[Stored data]
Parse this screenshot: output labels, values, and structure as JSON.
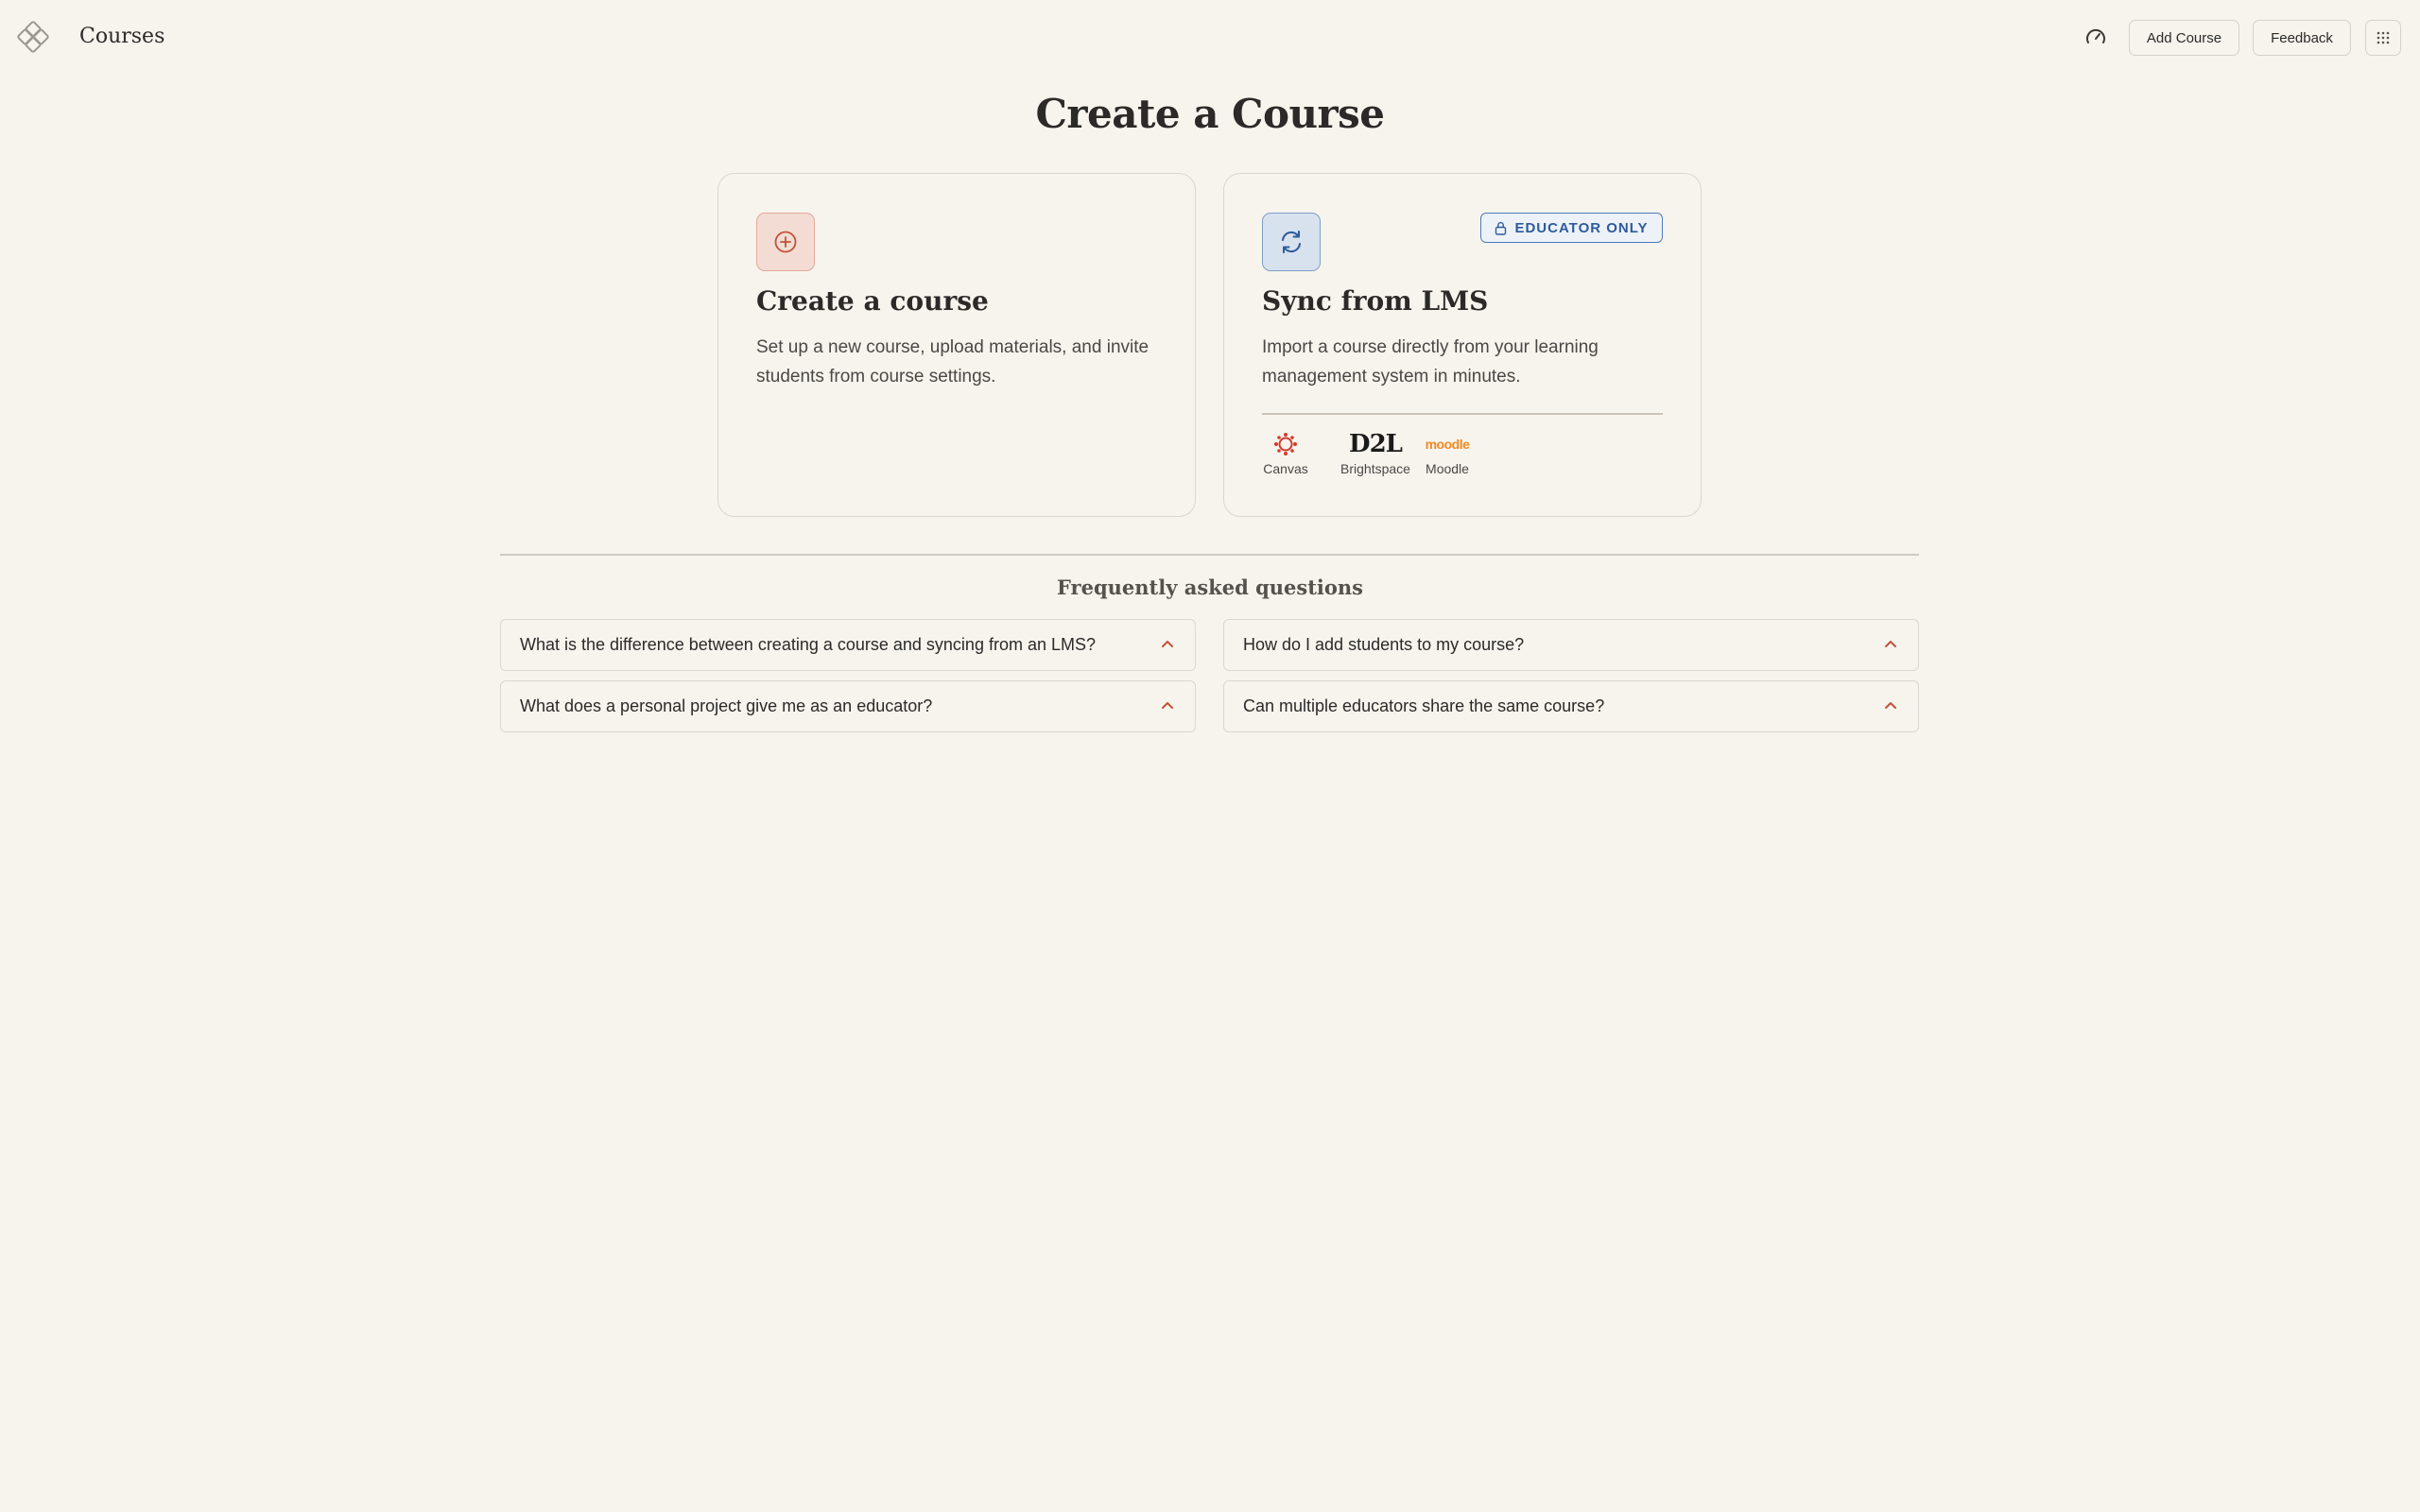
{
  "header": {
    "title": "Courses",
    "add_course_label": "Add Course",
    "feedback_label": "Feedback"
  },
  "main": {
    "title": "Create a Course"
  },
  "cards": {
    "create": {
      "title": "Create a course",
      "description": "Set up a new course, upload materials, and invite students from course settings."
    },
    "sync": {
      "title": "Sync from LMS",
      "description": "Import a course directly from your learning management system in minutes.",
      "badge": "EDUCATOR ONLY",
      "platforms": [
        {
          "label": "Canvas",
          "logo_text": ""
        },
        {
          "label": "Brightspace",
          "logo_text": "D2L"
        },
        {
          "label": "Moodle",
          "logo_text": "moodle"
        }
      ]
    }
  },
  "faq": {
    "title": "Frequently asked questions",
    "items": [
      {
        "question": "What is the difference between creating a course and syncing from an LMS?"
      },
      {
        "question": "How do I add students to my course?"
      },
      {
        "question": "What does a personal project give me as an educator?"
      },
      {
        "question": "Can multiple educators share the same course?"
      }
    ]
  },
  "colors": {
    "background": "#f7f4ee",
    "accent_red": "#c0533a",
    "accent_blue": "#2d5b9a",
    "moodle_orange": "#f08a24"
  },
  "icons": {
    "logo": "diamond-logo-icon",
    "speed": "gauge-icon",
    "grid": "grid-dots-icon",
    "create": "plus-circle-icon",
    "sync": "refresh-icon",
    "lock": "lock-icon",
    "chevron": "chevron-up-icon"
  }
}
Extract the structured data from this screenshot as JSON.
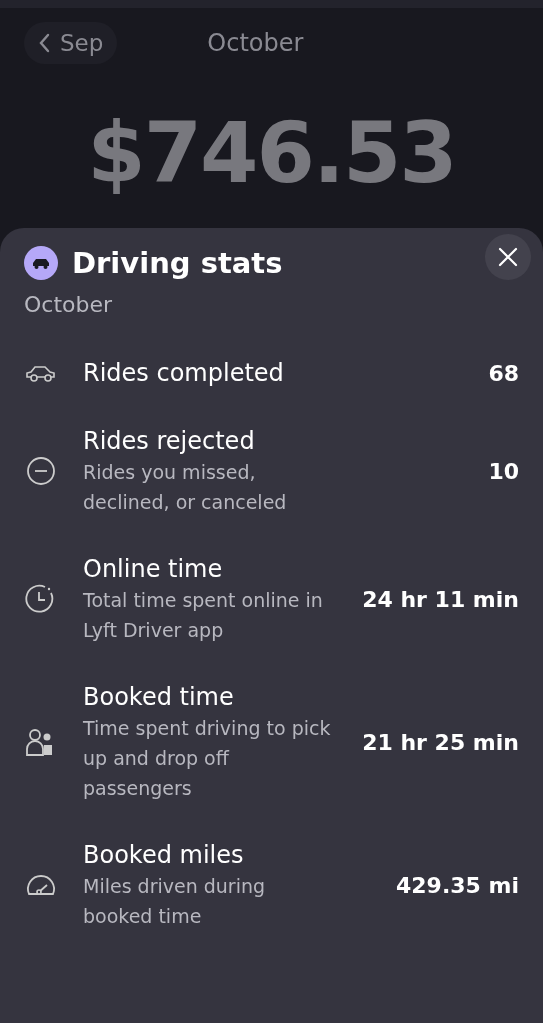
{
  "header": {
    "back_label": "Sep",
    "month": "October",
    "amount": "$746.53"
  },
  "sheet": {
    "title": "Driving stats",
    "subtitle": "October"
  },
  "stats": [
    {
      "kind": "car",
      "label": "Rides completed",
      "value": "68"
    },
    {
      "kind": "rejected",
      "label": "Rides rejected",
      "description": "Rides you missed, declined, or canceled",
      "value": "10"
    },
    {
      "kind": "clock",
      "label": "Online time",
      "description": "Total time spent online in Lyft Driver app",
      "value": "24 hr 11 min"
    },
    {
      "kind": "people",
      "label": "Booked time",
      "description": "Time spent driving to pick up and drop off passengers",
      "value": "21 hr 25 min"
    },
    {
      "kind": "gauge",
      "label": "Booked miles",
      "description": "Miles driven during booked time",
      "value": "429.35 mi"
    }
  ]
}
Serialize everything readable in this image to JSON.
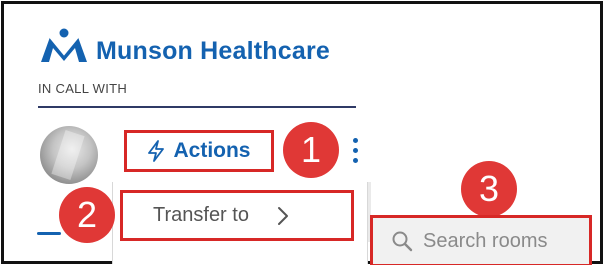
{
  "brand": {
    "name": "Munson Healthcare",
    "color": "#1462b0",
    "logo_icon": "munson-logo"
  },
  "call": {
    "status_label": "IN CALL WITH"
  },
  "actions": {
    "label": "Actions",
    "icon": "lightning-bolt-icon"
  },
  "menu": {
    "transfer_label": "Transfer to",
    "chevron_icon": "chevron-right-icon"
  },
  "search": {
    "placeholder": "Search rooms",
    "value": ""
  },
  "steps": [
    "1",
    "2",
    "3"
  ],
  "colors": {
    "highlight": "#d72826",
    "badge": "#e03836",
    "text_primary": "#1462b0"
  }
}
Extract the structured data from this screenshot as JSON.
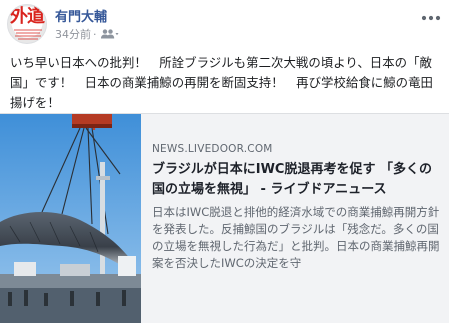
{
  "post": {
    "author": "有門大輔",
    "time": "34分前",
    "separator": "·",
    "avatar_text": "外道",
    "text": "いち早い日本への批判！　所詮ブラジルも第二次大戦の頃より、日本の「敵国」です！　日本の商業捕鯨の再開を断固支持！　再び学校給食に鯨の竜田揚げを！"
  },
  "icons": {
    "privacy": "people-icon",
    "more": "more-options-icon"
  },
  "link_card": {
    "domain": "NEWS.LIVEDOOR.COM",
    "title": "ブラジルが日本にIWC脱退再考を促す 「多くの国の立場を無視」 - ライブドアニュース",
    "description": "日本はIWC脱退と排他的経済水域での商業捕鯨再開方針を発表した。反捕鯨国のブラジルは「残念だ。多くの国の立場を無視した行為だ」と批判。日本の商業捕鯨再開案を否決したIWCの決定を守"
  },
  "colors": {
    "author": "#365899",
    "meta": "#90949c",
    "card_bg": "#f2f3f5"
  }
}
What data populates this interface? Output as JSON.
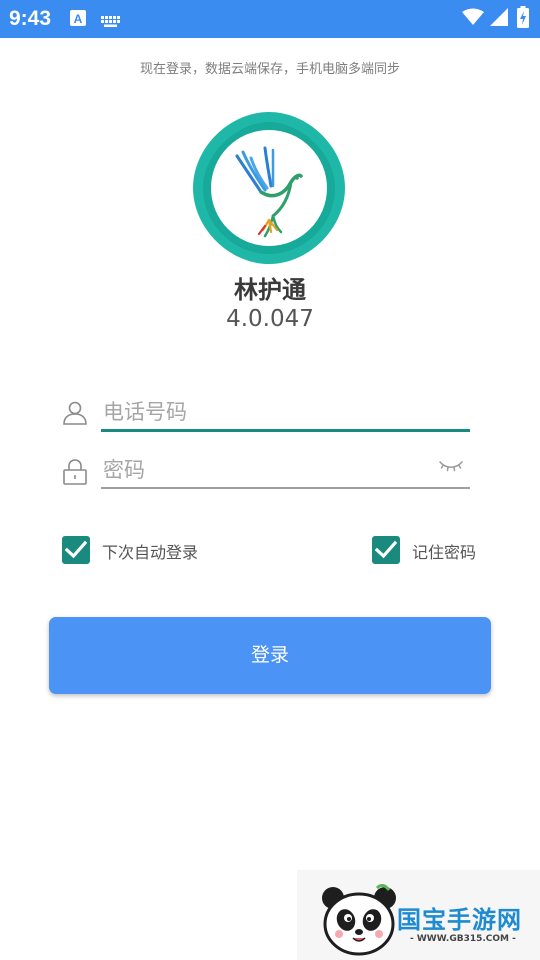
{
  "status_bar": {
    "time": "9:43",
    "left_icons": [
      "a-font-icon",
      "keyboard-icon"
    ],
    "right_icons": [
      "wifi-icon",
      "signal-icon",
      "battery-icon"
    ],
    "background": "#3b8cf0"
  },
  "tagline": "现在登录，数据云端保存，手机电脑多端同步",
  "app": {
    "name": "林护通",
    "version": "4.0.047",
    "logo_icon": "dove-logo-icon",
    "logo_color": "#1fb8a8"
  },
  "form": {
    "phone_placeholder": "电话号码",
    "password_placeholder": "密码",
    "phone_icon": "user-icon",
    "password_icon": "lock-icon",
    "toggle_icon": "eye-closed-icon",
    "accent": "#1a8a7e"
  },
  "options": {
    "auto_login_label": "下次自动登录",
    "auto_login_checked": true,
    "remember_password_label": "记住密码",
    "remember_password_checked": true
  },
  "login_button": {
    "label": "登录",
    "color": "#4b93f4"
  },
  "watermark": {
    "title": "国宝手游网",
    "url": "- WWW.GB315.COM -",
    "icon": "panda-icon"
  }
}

## What is needed
Skip the pictures, then retype every line above exactly.

## Full solution
Parse this screenshot: output labels, values, and structure as JSON.
{
  "header": {
    "title": "Courses",
    "add_course_label": "Add Course",
    "feedback_label": "Feedback"
  },
  "main": {
    "title": "Create a Course"
  },
  "cards": {
    "create": {
      "title": "Create a course",
      "description": "Set up a new course, upload materials, and invite students from course settings."
    },
    "sync": {
      "title": "Sync from LMS",
      "description": "Import a course directly from your learning management system in minutes.",
      "badge": "EDUCATOR ONLY",
      "platforms": [
        {
          "label": "Canvas",
          "logo_text": ""
        },
        {
          "label": "Brightspace",
          "logo_text": "D2L"
        },
        {
          "label": "Moodle",
          "logo_text": "moodle"
        }
      ]
    }
  },
  "faq": {
    "title": "Frequently asked questions",
    "items": [
      {
        "question": "What is the difference between creating a course and syncing from an LMS?"
      },
      {
        "question": "How do I add students to my course?"
      },
      {
        "question": "What does a personal project give me as an educator?"
      },
      {
        "question": "Can multiple educators share the same course?"
      }
    ]
  },
  "colors": {
    "background": "#f7f4ee",
    "accent_red": "#c0533a",
    "accent_blue": "#2d5b9a",
    "moodle_orange": "#f08a24"
  },
  "icons": {
    "logo": "diamond-logo-icon",
    "speed": "gauge-icon",
    "grid": "grid-dots-icon",
    "create": "plus-circle-icon",
    "sync": "refresh-icon",
    "lock": "lock-icon",
    "chevron": "chevron-up-icon"
  }
}
Extract the structured data from this screenshot as JSON.
{
  "header": {
    "back_label": "Sep",
    "month": "October",
    "amount": "$746.53"
  },
  "sheet": {
    "title": "Driving stats",
    "subtitle": "October"
  },
  "stats": [
    {
      "kind": "car",
      "label": "Rides completed",
      "value": "68"
    },
    {
      "kind": "rejected",
      "label": "Rides rejected",
      "description": "Rides you missed, declined, or canceled",
      "value": "10"
    },
    {
      "kind": "clock",
      "label": "Online time",
      "description": "Total time spent online in Lyft Driver app",
      "value": "24 hr 11 min"
    },
    {
      "kind": "people",
      "label": "Booked time",
      "description": "Time spent driving to pick up and drop off passengers",
      "value": "21 hr 25 min"
    },
    {
      "kind": "gauge",
      "label": "Booked miles",
      "description": "Miles driven during booked time",
      "value": "429.35 mi"
    }
  ]
}
Serialize everything readable in this image to JSON.
{
  "brand": {
    "name": "Munson Healthcare",
    "color": "#1462b0",
    "logo_icon": "munson-logo"
  },
  "call": {
    "status_label": "IN CALL WITH"
  },
  "actions": {
    "label": "Actions",
    "icon": "lightning-bolt-icon"
  },
  "menu": {
    "transfer_label": "Transfer to",
    "chevron_icon": "chevron-right-icon"
  },
  "search": {
    "placeholder": "Search rooms",
    "value": ""
  },
  "steps": [
    "1",
    "2",
    "3"
  ],
  "colors": {
    "highlight": "#d72826",
    "badge": "#e03836",
    "text_primary": "#1462b0"
  }
}
Extract the structured data from this screenshot as JSON.
{
  "post": {
    "author": "有門大輔",
    "time": "34分前",
    "separator": "·",
    "avatar_text": "外道",
    "text": "いち早い日本への批判！　所詮ブラジルも第二次大戦の頃より、日本の「敵国」です！　日本の商業捕鯨の再開を断固支持！　再び学校給食に鯨の竜田揚げを！"
  },
  "icons": {
    "privacy": "people-icon",
    "more": "more-options-icon"
  },
  "link_card": {
    "domain": "NEWS.LIVEDOOR.COM",
    "title": "ブラジルが日本にIWC脱退再考を促す 「多くの国の立場を無視」 - ライブドアニュース",
    "description": "日本はIWC脱退と排他的経済水域での商業捕鯨再開方針を発表した。反捕鯨国のブラジルは「残念だ。多くの国の立場を無視した行為だ」と批判。日本の商業捕鯨再開案を否決したIWCの決定を守"
  },
  "colors": {
    "author": "#365899",
    "meta": "#90949c",
    "card_bg": "#f2f3f5"
  }
}
What data populates this interface? Output as JSON.
{
  "status_bar": {
    "time": "9:43",
    "left_icons": [
      "a-font-icon",
      "keyboard-icon"
    ],
    "right_icons": [
      "wifi-icon",
      "signal-icon",
      "battery-icon"
    ],
    "background": "#3b8cf0"
  },
  "tagline": "现在登录，数据云端保存，手机电脑多端同步",
  "app": {
    "name": "林护通",
    "version": "4.0.047",
    "logo_icon": "dove-logo-icon",
    "logo_color": "#1fb8a8"
  },
  "form": {
    "phone_placeholder": "电话号码",
    "password_placeholder": "密码",
    "phone_icon": "user-icon",
    "password_icon": "lock-icon",
    "toggle_icon": "eye-closed-icon",
    "accent": "#1a8a7e"
  },
  "options": {
    "auto_login_label": "下次自动登录",
    "auto_login_checked": true,
    "remember_password_label": "记住密码",
    "remember_password_checked": true
  },
  "login_button": {
    "label": "登录",
    "color": "#4b93f4"
  },
  "watermark": {
    "title": "国宝手游网",
    "url": "- WWW.GB315.COM -",
    "icon": "panda-icon"
  }
}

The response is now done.